INSTRUCTION:
Transcribe all of the material below word for word and leave out its pictures.

+++++

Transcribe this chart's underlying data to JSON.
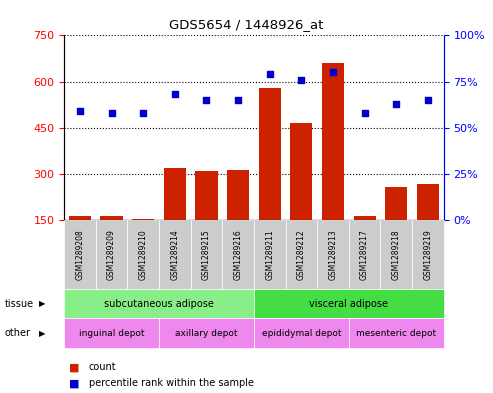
{
  "title": "GDS5654 / 1448926_at",
  "samples": [
    "GSM1289208",
    "GSM1289209",
    "GSM1289210",
    "GSM1289214",
    "GSM1289215",
    "GSM1289216",
    "GSM1289211",
    "GSM1289212",
    "GSM1289213",
    "GSM1289217",
    "GSM1289218",
    "GSM1289219"
  ],
  "counts": [
    162,
    162,
    155,
    320,
    308,
    312,
    580,
    465,
    660,
    162,
    258,
    268
  ],
  "percentiles": [
    59,
    58,
    58,
    68,
    65,
    65,
    79,
    76,
    80,
    58,
    63,
    65
  ],
  "ylim_left": [
    150,
    750
  ],
  "ylim_right": [
    0,
    100
  ],
  "yticks_left": [
    150,
    300,
    450,
    600,
    750
  ],
  "yticks_right": [
    0,
    25,
    50,
    75,
    100
  ],
  "bar_color": "#cc2200",
  "dot_color": "#0000cc",
  "tissue_groups": [
    {
      "label": "subcutaneous adipose",
      "start": 0,
      "end": 6,
      "color": "#88ee88"
    },
    {
      "label": "visceral adipose",
      "start": 6,
      "end": 12,
      "color": "#44dd44"
    }
  ],
  "other_groups": [
    {
      "label": "inguinal depot",
      "start": 0,
      "end": 3,
      "color": "#ee88ee"
    },
    {
      "label": "axillary depot",
      "start": 3,
      "end": 6,
      "color": "#ee88ee"
    },
    {
      "label": "epididymal depot",
      "start": 6,
      "end": 9,
      "color": "#ee88ee"
    },
    {
      "label": "mesenteric depot",
      "start": 9,
      "end": 12,
      "color": "#ee88ee"
    }
  ],
  "legend_count_label": "count",
  "legend_pct_label": "percentile rank within the sample",
  "tissue_label": "tissue",
  "other_label": "other",
  "col_bg_color": "#cccccc",
  "plot_bg_color": "#ffffff"
}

+++++

RESULT:
Transcribe this chart's underlying data to JSON.
{
  "title": "GDS5654 / 1448926_at",
  "samples": [
    "GSM1289208",
    "GSM1289209",
    "GSM1289210",
    "GSM1289214",
    "GSM1289215",
    "GSM1289216",
    "GSM1289211",
    "GSM1289212",
    "GSM1289213",
    "GSM1289217",
    "GSM1289218",
    "GSM1289219"
  ],
  "counts": [
    162,
    162,
    155,
    320,
    308,
    312,
    580,
    465,
    660,
    162,
    258,
    268
  ],
  "percentiles": [
    59,
    58,
    58,
    68,
    65,
    65,
    79,
    76,
    80,
    58,
    63,
    65
  ],
  "ylim_left": [
    150,
    750
  ],
  "ylim_right": [
    0,
    100
  ],
  "yticks_left": [
    150,
    300,
    450,
    600,
    750
  ],
  "yticks_right": [
    0,
    25,
    50,
    75,
    100
  ],
  "bar_color": "#cc2200",
  "dot_color": "#0000cc",
  "tissue_groups": [
    {
      "label": "subcutaneous adipose",
      "start": 0,
      "end": 6,
      "color": "#88ee88"
    },
    {
      "label": "visceral adipose",
      "start": 6,
      "end": 12,
      "color": "#44dd44"
    }
  ],
  "other_groups": [
    {
      "label": "inguinal depot",
      "start": 0,
      "end": 3,
      "color": "#ee88ee"
    },
    {
      "label": "axillary depot",
      "start": 3,
      "end": 6,
      "color": "#ee88ee"
    },
    {
      "label": "epididymal depot",
      "start": 6,
      "end": 9,
      "color": "#ee88ee"
    },
    {
      "label": "mesenteric depot",
      "start": 9,
      "end": 12,
      "color": "#ee88ee"
    }
  ],
  "legend_count_label": "count",
  "legend_pct_label": "percentile rank within the sample",
  "tissue_label": "tissue",
  "other_label": "other",
  "col_bg_color": "#cccccc",
  "plot_bg_color": "#ffffff"
}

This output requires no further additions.